• **やること**
記事のうち「(無論今回もオールネタバレ)」から始まり「時代は千年前に彗星が接近したとき。」までの部分を、「てっしー」を「テッシー」に替えて書き直すこと。

「君の名は。」を2回見てスッキリ感動できたのでネタバレ解説する
「君の名は。」2回目、見てきました。
初回は「面白いか…?みんな雰囲気に流されてるだけじゃ…?」とか言ってたやつが結局2回も見に行っちゃいましたよ、ええ。
でも聞いて!今回はちゃんと理解して感動できたんだよ!!
(無論今回もオールネタバレ)
まず前回の疑問点回収
初回に俺自身が理解できていなかった疑問点は2回目でほぼ解消されました。
もう多くの方が解説なさっているけれど、あくまで「俺が気付けた」視点で解説を書きたいと思います。
糸守には以前彗星が落ちていた
場所は町の真ん中の湖。
ヒントは瀧が入った三葉が、てっしーと部室らしき場所で電波ジャックの作戦を立てるシーン。
そこでてっしーが三葉を話を信じた理由の裏付けとして(まぁ元々オカルトマニアでそういう話大好きだったんだろうけど)ネットで糸守湖は隕石湖って情報を拾う。
時代は千年前に彗星が接近したとき。
これは映画の予告でも「千年ぶりとなる彗星の来訪を一ヶ月後に控えた日本…」となっているのでまず彗星が接近してたのは間違いない。
そして、そのご先祖様はどういうわけか未来にまた彗星が落下してくることを予知していた。

• **表示された行**
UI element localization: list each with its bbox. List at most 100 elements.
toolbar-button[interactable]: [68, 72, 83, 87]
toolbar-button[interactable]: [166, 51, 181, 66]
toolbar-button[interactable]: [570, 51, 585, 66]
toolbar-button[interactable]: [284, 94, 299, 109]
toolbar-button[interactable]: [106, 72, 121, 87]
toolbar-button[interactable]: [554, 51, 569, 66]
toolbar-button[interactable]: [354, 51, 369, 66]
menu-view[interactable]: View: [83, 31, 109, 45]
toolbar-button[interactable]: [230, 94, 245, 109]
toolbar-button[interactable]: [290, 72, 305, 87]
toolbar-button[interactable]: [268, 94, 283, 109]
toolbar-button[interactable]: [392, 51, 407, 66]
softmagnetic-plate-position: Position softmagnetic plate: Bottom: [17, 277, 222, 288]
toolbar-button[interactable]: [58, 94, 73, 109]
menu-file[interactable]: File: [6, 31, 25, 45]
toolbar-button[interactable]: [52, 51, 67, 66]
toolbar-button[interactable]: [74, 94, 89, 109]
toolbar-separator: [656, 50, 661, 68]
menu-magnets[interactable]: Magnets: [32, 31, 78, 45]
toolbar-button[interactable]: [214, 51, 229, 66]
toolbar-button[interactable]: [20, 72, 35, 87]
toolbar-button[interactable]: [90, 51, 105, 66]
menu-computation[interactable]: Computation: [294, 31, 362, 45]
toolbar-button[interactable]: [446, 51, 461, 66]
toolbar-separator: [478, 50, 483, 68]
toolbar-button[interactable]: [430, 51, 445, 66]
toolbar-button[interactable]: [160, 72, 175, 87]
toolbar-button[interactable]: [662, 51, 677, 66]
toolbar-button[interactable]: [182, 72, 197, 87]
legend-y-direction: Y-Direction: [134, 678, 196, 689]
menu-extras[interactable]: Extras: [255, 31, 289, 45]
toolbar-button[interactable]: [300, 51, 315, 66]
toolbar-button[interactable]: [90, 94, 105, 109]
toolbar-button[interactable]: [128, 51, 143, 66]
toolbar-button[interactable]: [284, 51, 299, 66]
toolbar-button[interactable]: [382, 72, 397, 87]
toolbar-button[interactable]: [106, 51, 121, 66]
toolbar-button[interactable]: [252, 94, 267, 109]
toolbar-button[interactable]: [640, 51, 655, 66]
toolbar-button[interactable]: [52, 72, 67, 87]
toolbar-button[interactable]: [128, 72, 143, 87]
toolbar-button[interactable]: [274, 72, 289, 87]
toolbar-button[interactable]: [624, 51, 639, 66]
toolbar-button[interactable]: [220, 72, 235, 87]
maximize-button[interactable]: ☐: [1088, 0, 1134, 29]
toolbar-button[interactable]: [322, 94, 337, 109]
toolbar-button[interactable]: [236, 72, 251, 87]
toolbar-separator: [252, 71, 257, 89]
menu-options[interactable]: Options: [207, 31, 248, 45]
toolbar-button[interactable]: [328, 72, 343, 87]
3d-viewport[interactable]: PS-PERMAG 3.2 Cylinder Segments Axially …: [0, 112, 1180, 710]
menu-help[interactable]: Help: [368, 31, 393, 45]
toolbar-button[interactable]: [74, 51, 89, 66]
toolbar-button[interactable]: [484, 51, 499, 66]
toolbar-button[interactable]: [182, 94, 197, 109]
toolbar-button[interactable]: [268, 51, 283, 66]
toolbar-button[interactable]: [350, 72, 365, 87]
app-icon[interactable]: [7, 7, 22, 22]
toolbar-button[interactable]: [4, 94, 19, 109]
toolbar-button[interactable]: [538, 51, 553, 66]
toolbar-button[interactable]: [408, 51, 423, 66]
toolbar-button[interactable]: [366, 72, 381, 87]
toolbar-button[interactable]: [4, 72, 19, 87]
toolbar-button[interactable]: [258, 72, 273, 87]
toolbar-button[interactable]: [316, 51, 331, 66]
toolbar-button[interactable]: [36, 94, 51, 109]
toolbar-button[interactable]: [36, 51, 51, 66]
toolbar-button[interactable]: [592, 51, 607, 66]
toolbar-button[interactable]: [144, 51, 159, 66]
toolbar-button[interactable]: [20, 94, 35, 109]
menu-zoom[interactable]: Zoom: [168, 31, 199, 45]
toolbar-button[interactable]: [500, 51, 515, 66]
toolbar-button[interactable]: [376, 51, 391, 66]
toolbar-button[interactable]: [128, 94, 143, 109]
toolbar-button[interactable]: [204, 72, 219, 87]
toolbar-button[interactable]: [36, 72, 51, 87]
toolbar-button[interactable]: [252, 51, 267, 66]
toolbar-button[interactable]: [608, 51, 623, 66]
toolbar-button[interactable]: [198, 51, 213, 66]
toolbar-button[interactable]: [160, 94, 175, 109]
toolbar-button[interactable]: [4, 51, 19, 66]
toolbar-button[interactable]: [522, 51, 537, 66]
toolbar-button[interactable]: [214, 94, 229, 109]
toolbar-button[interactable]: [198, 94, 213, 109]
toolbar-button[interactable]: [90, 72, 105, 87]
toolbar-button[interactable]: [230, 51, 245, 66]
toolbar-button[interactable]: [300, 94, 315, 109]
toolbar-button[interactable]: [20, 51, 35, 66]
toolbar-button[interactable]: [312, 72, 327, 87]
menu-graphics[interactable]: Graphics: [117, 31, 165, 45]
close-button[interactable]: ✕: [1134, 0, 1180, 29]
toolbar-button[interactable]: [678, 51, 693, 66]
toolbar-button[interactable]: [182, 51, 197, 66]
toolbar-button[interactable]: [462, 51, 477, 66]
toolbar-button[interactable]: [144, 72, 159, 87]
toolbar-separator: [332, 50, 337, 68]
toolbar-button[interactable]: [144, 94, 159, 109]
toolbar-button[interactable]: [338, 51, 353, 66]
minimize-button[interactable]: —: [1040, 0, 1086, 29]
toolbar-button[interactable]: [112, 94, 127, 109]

• **結果**
(無論今回もオールネタバレ)
まず前回の疑問点回収
初回に俺自身が理解できていなかった疑問点は2回目でほぼ解消されました。
もう多くの方が解説なさっているけれど、あくまで「俺が気付けた」視点で解説を書きたいと思います。
糸守には以前彗星が落ちていた
場所は町の真ん中の湖。
ヒントは瀧が入った三葉が、テッシーと部室らしき場所で電波ジャックの作戦を立てるシーン。
そこでテッシーが三葉を話を信じた理由の裏付けとして(まぁ元々オカルトマニアでそういう話大好きだったんだろうけど)ネットで糸守湖は隕石湖って情報を拾う。
時代は千年前に彗星が接近したとき。